Task objective: Every record below should be printed exactly as given.

Rows from a figure dataset:
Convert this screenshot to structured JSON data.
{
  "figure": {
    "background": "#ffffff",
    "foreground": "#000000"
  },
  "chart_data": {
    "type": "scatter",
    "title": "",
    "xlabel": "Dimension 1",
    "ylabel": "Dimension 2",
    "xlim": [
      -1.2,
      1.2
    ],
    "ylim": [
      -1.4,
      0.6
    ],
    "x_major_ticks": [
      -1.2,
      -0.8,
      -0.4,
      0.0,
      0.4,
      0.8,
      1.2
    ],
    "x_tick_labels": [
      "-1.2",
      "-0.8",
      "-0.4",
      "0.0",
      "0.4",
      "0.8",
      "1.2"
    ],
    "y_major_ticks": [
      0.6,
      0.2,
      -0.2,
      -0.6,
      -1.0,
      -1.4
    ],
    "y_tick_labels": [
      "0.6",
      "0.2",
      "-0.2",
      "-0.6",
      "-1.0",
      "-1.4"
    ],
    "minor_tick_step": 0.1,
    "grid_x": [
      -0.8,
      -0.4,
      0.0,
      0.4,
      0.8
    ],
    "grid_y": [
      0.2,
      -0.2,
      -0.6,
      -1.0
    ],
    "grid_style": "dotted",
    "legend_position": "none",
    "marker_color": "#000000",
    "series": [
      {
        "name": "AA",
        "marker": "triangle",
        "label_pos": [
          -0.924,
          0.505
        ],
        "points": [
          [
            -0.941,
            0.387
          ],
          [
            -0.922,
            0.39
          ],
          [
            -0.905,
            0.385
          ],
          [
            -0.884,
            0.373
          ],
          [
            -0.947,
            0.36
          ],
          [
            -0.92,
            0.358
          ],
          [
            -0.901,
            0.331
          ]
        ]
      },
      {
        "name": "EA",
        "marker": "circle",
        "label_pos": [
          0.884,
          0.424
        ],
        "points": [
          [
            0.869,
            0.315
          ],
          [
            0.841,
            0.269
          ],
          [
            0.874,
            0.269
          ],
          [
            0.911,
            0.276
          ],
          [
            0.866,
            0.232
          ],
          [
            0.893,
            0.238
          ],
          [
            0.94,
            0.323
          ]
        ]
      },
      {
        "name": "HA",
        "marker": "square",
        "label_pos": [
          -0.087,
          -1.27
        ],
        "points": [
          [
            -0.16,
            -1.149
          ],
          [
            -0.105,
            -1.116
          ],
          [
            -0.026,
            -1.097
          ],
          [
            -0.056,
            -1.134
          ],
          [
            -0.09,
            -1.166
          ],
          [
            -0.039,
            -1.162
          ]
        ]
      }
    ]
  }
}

Exercise result:
Convert this screenshot to structured JSON data.
{
  "figure": {
    "background": "#ffffff",
    "foreground": "#000000"
  },
  "chart_data": {
    "type": "scatter",
    "title": "",
    "xlabel": "Dimension 1",
    "ylabel": "Dimension 2",
    "xlim": [
      -1.2,
      1.2
    ],
    "ylim": [
      -1.4,
      0.6
    ],
    "x_major_ticks": [
      -1.2,
      -0.8,
      -0.4,
      0.0,
      0.4,
      0.8,
      1.2
    ],
    "x_tick_labels": [
      "-1.2",
      "-0.8",
      "-0.4",
      "0.0",
      "0.4",
      "0.8",
      "1.2"
    ],
    "y_major_ticks": [
      0.6,
      0.2,
      -0.2,
      -0.6,
      -1.0,
      -1.4
    ],
    "y_tick_labels": [
      "0.6",
      "0.2",
      "-0.2",
      "-0.6",
      "-1.0",
      "-1.4"
    ],
    "minor_tick_step": 0.1,
    "grid_x": [
      -0.8,
      -0.4,
      0.0,
      0.4,
      0.8
    ],
    "grid_y": [
      0.2,
      -0.2,
      -0.6,
      -1.0
    ],
    "grid_style": "dotted",
    "legend_position": "none",
    "marker_color": "#000000",
    "series": [
      {
        "name": "AA",
        "marker": "triangle",
        "label_pos": [
          -0.924,
          0.505
        ],
        "points": [
          [
            -0.941,
            0.387
          ],
          [
            -0.922,
            0.39
          ],
          [
            -0.905,
            0.385
          ],
          [
            -0.884,
            0.373
          ],
          [
            -0.947,
            0.36
          ],
          [
            -0.92,
            0.358
          ],
          [
            -0.901,
            0.331
          ]
        ]
      },
      {
        "name": "EA",
        "marker": "circle",
        "label_pos": [
          0.884,
          0.424
        ],
        "points": [
          [
            0.869,
            0.315
          ],
          [
            0.841,
            0.269
          ],
          [
            0.874,
            0.269
          ],
          [
            0.911,
            0.276
          ],
          [
            0.866,
            0.232
          ],
          [
            0.893,
            0.238
          ],
          [
            0.94,
            0.323
          ]
        ]
      },
      {
        "name": "HA",
        "marker": "square",
        "label_pos": [
          -0.087,
          -1.27
        ],
        "points": [
          [
            -0.16,
            -1.149
          ],
          [
            -0.105,
            -1.116
          ],
          [
            -0.026,
            -1.097
          ],
          [
            -0.056,
            -1.134
          ],
          [
            -0.09,
            -1.166
          ],
          [
            -0.039,
            -1.162
          ]
        ]
      }
    ]
  }
}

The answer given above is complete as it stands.